→ **Information supplied**
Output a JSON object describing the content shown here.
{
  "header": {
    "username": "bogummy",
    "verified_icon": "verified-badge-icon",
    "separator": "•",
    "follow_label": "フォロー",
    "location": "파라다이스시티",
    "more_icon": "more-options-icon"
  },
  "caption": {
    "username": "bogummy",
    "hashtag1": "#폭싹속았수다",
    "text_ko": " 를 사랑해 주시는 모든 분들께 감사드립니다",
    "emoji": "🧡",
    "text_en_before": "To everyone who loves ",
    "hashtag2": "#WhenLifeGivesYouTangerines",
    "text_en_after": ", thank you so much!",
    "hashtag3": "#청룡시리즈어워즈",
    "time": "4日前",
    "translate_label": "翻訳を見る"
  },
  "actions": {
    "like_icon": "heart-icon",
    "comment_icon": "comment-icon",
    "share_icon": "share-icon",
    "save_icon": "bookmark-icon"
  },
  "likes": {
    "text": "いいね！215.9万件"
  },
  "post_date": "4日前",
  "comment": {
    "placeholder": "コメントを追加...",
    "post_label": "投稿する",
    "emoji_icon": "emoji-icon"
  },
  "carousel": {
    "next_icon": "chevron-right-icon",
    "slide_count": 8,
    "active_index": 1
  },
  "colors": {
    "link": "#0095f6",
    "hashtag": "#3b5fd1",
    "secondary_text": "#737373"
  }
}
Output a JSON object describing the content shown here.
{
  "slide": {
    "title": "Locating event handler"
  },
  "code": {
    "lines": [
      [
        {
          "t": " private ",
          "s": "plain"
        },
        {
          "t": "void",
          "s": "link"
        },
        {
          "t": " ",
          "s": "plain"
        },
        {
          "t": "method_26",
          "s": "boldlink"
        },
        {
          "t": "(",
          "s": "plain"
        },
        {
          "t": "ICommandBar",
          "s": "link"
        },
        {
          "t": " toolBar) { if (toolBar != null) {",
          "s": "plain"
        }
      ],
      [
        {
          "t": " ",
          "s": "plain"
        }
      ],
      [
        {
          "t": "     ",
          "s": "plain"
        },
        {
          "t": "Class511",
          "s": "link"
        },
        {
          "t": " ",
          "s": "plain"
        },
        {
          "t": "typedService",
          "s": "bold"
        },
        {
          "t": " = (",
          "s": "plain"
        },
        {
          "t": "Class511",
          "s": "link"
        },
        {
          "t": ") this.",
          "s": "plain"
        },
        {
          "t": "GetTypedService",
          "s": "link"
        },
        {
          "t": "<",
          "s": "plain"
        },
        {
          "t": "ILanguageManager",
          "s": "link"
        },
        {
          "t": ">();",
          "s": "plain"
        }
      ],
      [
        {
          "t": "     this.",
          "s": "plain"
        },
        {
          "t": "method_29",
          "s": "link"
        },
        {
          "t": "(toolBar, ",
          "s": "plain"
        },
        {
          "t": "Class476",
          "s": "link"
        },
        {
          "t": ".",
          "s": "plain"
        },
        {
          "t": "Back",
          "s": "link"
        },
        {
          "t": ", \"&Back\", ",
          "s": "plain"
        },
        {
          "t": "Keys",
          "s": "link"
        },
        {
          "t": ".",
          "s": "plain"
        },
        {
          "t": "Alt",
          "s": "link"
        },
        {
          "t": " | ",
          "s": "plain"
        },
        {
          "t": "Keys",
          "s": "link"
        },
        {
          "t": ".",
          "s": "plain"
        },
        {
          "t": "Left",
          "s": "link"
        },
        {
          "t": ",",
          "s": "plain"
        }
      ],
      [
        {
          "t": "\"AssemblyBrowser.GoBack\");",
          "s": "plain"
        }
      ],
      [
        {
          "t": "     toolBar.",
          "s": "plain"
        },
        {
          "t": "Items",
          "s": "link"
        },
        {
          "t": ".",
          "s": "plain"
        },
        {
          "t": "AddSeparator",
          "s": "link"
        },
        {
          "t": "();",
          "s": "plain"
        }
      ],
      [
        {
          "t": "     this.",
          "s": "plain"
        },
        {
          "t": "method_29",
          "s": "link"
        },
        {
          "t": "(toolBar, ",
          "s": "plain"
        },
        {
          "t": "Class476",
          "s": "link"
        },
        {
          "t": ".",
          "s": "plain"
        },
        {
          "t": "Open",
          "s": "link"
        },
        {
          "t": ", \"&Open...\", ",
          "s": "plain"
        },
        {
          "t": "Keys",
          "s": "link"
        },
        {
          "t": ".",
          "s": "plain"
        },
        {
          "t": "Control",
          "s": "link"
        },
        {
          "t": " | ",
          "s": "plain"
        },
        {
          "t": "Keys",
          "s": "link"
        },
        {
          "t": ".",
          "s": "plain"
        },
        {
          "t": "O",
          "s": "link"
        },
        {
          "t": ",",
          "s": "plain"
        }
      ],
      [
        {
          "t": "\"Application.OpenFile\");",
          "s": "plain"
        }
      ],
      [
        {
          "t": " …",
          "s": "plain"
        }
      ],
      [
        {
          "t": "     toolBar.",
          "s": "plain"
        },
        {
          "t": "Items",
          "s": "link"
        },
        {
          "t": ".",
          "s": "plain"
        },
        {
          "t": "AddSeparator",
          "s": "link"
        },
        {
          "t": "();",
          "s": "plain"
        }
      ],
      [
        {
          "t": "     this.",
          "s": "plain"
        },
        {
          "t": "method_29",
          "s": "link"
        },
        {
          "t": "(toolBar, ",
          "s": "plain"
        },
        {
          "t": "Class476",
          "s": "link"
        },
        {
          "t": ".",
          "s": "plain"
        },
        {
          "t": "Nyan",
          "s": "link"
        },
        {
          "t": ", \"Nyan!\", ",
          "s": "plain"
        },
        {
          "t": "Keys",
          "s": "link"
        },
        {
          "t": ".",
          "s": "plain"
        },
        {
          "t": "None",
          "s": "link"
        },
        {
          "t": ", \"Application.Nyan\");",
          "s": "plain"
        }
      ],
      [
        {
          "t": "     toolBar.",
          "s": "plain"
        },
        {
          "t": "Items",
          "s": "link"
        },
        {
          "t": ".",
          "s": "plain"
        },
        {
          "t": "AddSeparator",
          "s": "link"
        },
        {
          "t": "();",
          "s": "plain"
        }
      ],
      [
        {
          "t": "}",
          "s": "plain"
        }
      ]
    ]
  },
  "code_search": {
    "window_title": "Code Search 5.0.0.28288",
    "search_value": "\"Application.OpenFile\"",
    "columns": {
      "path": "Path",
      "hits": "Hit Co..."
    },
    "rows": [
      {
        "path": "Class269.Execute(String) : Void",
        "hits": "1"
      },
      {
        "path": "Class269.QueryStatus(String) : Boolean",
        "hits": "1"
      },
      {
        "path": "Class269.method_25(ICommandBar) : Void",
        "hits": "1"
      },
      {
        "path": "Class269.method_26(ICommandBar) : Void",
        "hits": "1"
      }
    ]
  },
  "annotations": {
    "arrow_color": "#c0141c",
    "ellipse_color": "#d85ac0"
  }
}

* * *

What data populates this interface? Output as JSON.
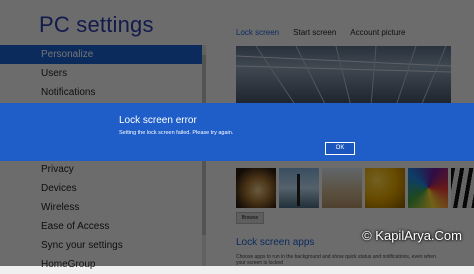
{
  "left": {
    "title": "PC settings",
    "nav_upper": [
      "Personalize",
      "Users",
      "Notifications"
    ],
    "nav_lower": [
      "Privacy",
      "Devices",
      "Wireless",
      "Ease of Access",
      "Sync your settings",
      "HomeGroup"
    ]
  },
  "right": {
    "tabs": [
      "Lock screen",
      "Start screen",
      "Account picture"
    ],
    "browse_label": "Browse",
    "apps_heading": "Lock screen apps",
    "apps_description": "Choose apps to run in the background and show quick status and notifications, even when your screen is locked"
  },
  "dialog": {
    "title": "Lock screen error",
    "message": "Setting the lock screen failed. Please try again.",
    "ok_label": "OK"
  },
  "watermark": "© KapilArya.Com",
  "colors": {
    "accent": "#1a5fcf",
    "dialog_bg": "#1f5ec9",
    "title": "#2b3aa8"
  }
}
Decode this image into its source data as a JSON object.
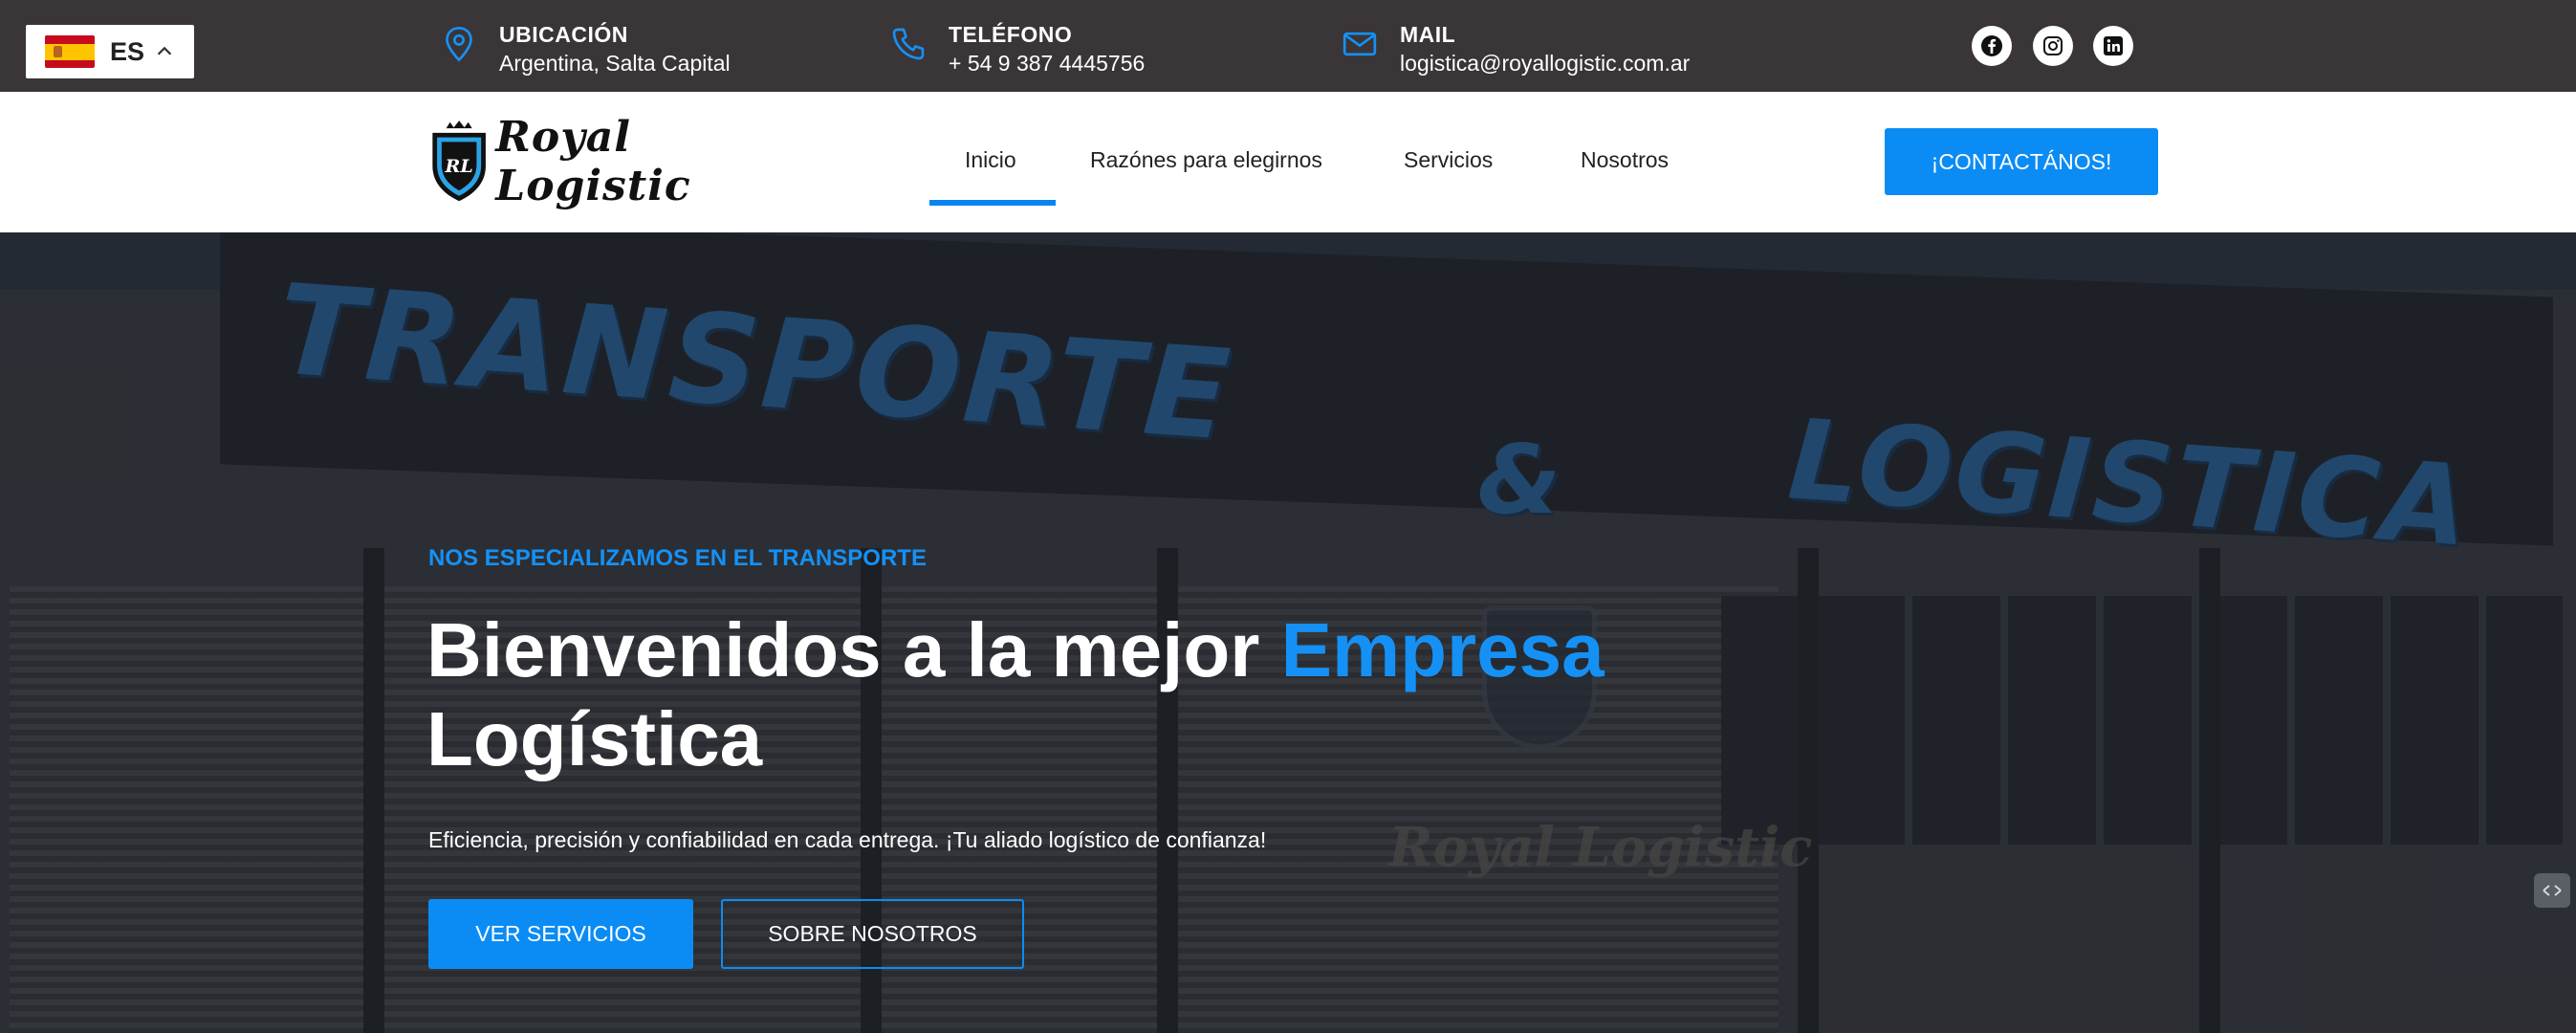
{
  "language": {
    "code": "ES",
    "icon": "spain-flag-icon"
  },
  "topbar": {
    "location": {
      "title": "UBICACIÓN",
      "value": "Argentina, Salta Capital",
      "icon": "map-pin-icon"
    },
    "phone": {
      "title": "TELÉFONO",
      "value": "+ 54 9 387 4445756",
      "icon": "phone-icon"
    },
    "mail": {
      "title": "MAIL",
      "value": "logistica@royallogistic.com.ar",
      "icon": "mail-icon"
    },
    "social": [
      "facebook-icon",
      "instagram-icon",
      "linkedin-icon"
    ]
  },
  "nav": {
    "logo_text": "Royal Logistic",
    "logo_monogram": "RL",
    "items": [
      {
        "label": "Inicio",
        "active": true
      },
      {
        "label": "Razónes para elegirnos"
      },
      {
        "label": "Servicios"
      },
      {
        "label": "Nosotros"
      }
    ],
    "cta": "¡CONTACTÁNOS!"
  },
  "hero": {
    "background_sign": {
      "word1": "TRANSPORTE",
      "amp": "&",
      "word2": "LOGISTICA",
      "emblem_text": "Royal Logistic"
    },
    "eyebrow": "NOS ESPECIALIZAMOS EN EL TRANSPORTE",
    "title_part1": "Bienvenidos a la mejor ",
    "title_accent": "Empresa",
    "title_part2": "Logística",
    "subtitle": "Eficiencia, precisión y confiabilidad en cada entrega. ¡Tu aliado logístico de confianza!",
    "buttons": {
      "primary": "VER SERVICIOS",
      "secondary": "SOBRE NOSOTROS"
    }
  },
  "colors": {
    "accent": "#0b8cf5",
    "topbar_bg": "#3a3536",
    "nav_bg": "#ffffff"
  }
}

→ **Exercise brief**
Reproduce each line holding the word "path".

→ **Output below**
      "path": "Path",
        "path": "Class269.Execute(String) : Void",
        "path": "Class269.QueryStatus(String) : Boolean",
        "path": "Class269.method_25(ICommandBar) : Void",
        "path": "Class269.method_26(ICommandBar) : Void",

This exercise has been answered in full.